§ **Aim of the task**:
For the word "among", state how many lines of the listing below contain it. Give the number and nothing more.
-*-
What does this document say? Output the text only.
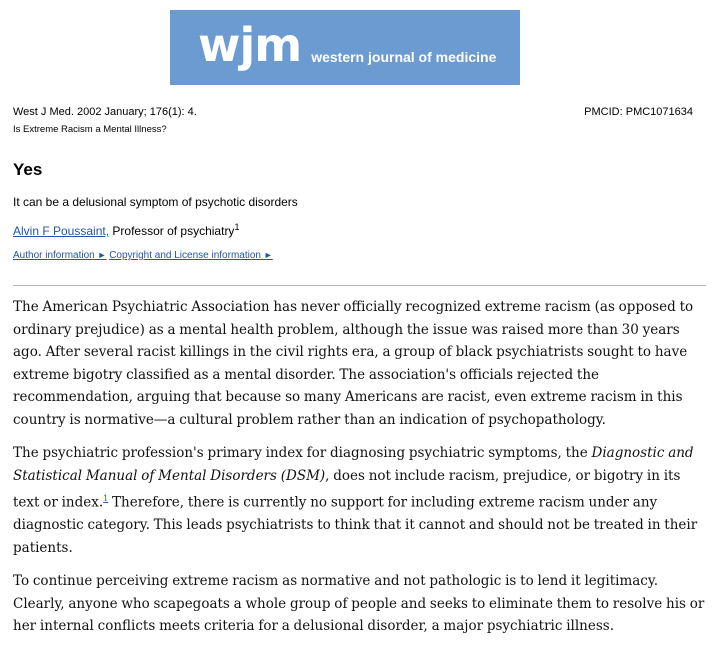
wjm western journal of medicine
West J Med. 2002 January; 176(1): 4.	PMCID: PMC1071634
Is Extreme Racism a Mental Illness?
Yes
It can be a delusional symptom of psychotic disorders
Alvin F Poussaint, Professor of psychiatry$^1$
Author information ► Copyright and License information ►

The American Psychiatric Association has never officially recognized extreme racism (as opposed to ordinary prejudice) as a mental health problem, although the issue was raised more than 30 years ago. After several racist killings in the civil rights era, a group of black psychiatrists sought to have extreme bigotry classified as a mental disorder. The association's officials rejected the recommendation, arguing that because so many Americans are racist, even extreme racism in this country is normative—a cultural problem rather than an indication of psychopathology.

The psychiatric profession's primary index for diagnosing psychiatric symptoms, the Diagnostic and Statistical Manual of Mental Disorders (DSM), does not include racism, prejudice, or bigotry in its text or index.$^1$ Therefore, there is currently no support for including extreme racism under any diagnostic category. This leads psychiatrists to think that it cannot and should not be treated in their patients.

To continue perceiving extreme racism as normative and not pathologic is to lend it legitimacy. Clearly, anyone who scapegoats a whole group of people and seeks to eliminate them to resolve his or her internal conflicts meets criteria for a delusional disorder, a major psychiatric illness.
-*-
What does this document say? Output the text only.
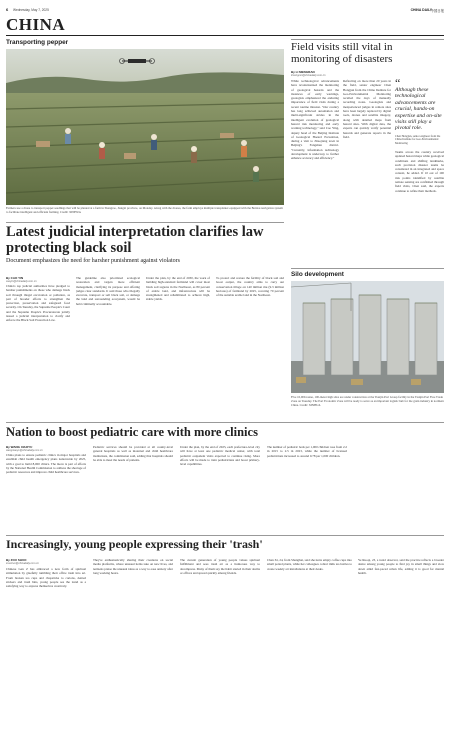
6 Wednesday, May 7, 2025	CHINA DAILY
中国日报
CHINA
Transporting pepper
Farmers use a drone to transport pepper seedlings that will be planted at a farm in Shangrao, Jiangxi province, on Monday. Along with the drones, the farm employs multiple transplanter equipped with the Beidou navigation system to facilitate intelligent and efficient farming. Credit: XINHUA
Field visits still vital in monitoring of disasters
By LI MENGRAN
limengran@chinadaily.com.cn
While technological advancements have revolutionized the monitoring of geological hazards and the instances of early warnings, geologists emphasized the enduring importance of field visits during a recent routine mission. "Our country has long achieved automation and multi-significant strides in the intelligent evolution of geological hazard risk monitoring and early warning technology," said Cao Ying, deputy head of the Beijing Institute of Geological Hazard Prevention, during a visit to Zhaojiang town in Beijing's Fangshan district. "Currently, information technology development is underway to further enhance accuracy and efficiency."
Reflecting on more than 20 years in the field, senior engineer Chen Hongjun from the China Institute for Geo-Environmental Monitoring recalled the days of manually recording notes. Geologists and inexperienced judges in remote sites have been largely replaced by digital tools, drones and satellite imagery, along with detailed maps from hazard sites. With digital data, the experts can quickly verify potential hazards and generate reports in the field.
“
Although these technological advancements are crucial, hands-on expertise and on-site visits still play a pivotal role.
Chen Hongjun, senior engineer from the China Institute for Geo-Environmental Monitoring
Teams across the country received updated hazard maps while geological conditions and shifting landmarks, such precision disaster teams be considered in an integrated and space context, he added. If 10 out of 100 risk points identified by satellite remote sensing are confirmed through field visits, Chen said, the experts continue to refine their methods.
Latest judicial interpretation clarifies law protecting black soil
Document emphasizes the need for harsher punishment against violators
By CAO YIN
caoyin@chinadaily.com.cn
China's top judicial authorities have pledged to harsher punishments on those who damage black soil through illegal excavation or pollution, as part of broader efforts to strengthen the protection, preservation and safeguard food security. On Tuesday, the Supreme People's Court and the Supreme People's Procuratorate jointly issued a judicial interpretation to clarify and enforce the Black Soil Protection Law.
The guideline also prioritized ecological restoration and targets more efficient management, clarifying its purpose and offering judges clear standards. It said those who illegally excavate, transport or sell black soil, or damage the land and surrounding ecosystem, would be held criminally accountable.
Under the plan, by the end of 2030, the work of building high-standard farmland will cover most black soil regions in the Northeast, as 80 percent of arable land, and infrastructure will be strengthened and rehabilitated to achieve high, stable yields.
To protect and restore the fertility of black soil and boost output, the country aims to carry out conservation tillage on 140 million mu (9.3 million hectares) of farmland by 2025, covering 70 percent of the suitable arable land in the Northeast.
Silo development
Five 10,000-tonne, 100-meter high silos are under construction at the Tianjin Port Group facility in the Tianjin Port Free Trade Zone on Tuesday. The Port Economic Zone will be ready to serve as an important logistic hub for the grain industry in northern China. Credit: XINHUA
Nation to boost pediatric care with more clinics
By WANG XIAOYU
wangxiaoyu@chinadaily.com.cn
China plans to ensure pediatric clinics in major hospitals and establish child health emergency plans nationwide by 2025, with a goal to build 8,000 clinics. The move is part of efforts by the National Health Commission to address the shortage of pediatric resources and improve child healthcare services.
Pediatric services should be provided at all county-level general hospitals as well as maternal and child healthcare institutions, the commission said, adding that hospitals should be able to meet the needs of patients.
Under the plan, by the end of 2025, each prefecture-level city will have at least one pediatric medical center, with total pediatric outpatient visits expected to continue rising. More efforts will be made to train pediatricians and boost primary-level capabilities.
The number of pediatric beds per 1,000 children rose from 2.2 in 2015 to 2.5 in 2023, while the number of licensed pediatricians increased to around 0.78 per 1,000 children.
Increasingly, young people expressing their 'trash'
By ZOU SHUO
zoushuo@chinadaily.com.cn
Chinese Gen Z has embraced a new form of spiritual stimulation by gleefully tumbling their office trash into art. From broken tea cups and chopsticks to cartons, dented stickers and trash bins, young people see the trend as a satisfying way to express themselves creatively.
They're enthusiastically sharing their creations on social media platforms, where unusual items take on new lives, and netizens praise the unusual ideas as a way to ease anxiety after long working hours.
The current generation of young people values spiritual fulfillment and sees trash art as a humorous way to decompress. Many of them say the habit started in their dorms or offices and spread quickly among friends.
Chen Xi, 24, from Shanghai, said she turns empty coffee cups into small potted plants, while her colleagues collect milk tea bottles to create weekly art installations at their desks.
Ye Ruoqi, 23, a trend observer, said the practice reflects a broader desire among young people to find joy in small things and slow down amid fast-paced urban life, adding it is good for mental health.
-*-
§ **Result for this task**:
2